Objective: Retype each entry below, keeping every character the same.

Data provided:
___

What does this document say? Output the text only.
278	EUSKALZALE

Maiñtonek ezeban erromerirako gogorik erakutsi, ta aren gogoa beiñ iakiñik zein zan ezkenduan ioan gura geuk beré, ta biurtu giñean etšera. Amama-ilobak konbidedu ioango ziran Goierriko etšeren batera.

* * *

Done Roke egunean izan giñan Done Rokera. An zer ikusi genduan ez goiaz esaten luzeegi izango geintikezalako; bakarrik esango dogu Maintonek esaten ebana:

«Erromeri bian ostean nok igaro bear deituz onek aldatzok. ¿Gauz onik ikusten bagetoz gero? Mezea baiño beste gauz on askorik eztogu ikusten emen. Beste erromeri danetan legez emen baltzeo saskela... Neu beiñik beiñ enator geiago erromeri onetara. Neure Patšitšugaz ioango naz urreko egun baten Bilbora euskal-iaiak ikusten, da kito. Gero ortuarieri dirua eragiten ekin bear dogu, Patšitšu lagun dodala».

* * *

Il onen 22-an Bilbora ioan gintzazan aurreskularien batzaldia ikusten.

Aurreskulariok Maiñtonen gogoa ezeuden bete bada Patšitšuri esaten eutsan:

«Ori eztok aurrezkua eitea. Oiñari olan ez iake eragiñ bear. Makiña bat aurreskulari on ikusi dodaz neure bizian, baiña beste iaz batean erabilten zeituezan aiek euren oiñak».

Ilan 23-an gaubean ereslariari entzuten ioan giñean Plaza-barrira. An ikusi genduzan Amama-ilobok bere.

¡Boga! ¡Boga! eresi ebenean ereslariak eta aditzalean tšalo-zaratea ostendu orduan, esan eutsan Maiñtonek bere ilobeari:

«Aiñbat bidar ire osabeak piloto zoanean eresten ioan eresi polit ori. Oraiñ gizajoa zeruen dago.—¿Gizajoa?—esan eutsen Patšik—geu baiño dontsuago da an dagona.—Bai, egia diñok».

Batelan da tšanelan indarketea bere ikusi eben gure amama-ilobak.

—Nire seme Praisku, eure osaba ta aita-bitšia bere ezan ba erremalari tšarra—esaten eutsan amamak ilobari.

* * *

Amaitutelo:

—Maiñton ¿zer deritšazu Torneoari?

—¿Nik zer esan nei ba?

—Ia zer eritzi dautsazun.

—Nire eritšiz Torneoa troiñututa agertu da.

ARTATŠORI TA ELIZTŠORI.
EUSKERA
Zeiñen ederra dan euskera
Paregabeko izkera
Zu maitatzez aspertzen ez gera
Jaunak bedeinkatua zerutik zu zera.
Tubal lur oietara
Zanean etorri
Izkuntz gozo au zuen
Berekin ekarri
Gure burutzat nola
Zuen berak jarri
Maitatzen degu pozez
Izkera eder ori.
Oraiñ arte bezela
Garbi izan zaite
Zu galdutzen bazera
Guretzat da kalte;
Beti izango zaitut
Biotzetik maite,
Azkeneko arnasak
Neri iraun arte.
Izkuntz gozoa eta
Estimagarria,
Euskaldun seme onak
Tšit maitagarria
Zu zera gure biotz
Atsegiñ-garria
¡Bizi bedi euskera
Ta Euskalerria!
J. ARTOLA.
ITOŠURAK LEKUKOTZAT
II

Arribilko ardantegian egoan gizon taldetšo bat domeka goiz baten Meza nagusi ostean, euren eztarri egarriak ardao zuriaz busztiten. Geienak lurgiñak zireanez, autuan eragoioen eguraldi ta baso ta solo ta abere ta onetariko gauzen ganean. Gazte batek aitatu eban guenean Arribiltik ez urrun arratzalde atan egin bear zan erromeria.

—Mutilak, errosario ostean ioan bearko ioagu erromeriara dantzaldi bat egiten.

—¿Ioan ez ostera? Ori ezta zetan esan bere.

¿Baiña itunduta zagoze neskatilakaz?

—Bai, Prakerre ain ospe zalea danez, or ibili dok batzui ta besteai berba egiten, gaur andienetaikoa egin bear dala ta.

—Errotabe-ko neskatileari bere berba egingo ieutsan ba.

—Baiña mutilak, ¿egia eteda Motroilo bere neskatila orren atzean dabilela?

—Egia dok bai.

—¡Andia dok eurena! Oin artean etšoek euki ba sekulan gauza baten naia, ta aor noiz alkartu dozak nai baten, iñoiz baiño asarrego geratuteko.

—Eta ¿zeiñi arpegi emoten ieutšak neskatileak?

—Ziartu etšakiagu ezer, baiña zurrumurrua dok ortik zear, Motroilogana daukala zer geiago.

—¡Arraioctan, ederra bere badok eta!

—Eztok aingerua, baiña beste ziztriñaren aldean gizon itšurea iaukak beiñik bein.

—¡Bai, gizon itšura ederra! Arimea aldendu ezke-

___

Output:
What does this document say? Output the text only.
278	EUSKALZALE

Maiñtonek ezeban erromerirako gogorik erakutsi, ta aren gogoa beiñ iakiñik zein zan ezkenduan ioan gura geuk beré, ta biurtu giñean etšera. Amama-ilobak konbidedu ioango ziran Goierriko etšeren batera.

* * *

Done Roke egunean izan giñan Done Rokera. An zer ikusi genduan ez goiaz esaten luzeegi izango geintikezalako; bakarrik esango dogu Maintonek esaten ebana:

«Erromeri bian ostean nok igaro bear deituz onek aldatzok. ¿Gauz onik ikusten bagetoz gero? Mezea baiño beste gauz on askorik eztogu ikusten emen. Beste erromeri danetan legez emen baltzeo saskela... Neu beiñik beiñ enator geiago erromeri onetara. Neure Patšitšugaz ioango naz urreko egun baten Bilbora euskal-iaiak ikusten, da kito. Gero ortuarieri dirua eragiten ekin bear dogu, Patšitšu lagun dodala».

* * *

Il onen 22-an Bilbora ioan gintzazan aurreskularien batzaldia ikusten.

Aurreskulariok Maiñtonen gogoa ezeuden bete bada Patšitšuri esaten eutsan:

«Ori eztok aurrezkua eitea. Oiñari olan ez iake eragiñ bear. Makiña bat aurreskulari on ikusi dodaz neure bizian, baiña beste iaz batean erabilten zeituezan aiek euren oiñak».

Ilan 23-an gaubean ereslariari entzuten ioan giñean Plaza-barrira. An ikusi genduzan Amama-ilobok bere.

¡Boga! ¡Boga! eresi ebenean ereslariak eta aditzalean tšalo-zaratea ostendu orduan, esan eutsan Maiñtonek bere ilobeari:

«Aiñbat bidar ire osabeak piloto zoanean eresten ioan eresi polit ori. Oraiñ gizajoa zeruen dago.—¿Gizajoa?—esan eutsen Patšik—geu baiño dontsuago da an dagona.—Bai, egia diñok».

Batelan da tšanelan indarketea bere ikusi eben gure amama-ilobak.

—Nire seme Praisku, eure osaba ta aita-bitšia bere ezan ba erremalari tšarra—esaten eutsan amamak ilobari.

* * *

Amaitutelo:

—Maiñton ¿zer deritšazu Torneoari?

—¿Nik zer esan nei ba?

—Ia zer eritzi dautsazun.

—Nire eritšiz Torneoa troiñututa agertu da.

ARTATŠORI TA ELIZTŠORI.
EUSKERA
Zeiñen ederra dan euskera
Paregabeko izkera
Zu maitatzez aspertzen ez gera
Jaunak bedeinkatua zerutik zu zera.
Tubal lur oietara
Zanean etorri
Izkuntz gozo au zuen
Berekin ekarri
Gure burutzat nola
Zuen berak jarri
Maitatzen degu pozez
Izkera eder ori.
Oraiñ arte bezela
Garbi izan zaite
Zu galdutzen bazera
Guretzat da kalte;
Beti izango zaitut
Biotzetik maite,
Azkeneko arnasak
Neri iraun arte.
Izkuntz gozoa eta
Estimagarria,
Euskaldun seme onak
Tšit maitagarria
Zu zera gure biotz
Atsegiñ-garria
¡Bizi bedi euskera
Ta Euskalerria!
J. ARTOLA.
ITOŠURAK LEKUKOTZAT
II

Arribilko ardantegian egoan gizon taldetšo bat domeka goiz baten Meza nagusi ostean, euren eztarri egarriak ardao zuriaz busztiten. Geienak lurgiñak zireanez, autuan eragoioen eguraldi ta baso ta solo ta abere ta onetariko gauzen ganean. Gazte batek aitatu eban guenean Arribiltik ez urrun arratzalde atan egin bear zan erromeria.

—Mutilak, errosario ostean ioan bearko ioagu erromeriara dantzaldi bat egiten.

—¿Ioan ez ostera? Ori ezta zetan esan bere.

¿Baiña itunduta zagoze neskatilakaz?

—Bai, Prakerre ain ospe zalea danez, or ibili dok batzui ta besteai berba egiten, gaur andienetaikoa egin bear dala ta.

—Errotabe-ko neskatileari bere berba egingo ieutsan ba.

—Baiña mutilak, ¿egia eteda Motroilo bere neskatila orren atzean dabilela?

—Egia dok bai.

—¡Andia dok eurena! Oin artean etšoek euki ba sekulan gauza baten naia, ta aor noiz alkartu dozak nai baten, iñoiz baiño asarrego geratuteko.

—Eta ¿zeiñi arpegi emoten ieutšak neskatileak?

—Ziartu etšakiagu ezer, baiña zurrumurrua dok ortik zear, Motroilogana daukala zer geiago.

—¡Arraioctan, ederra bere badok eta!

—Eztok aingerua, baiña beste ziztriñaren aldean gizon itšurea iaukak beiñik bein.

—¡Bai, gizon itšura ederra! Arimea aldendu ezke-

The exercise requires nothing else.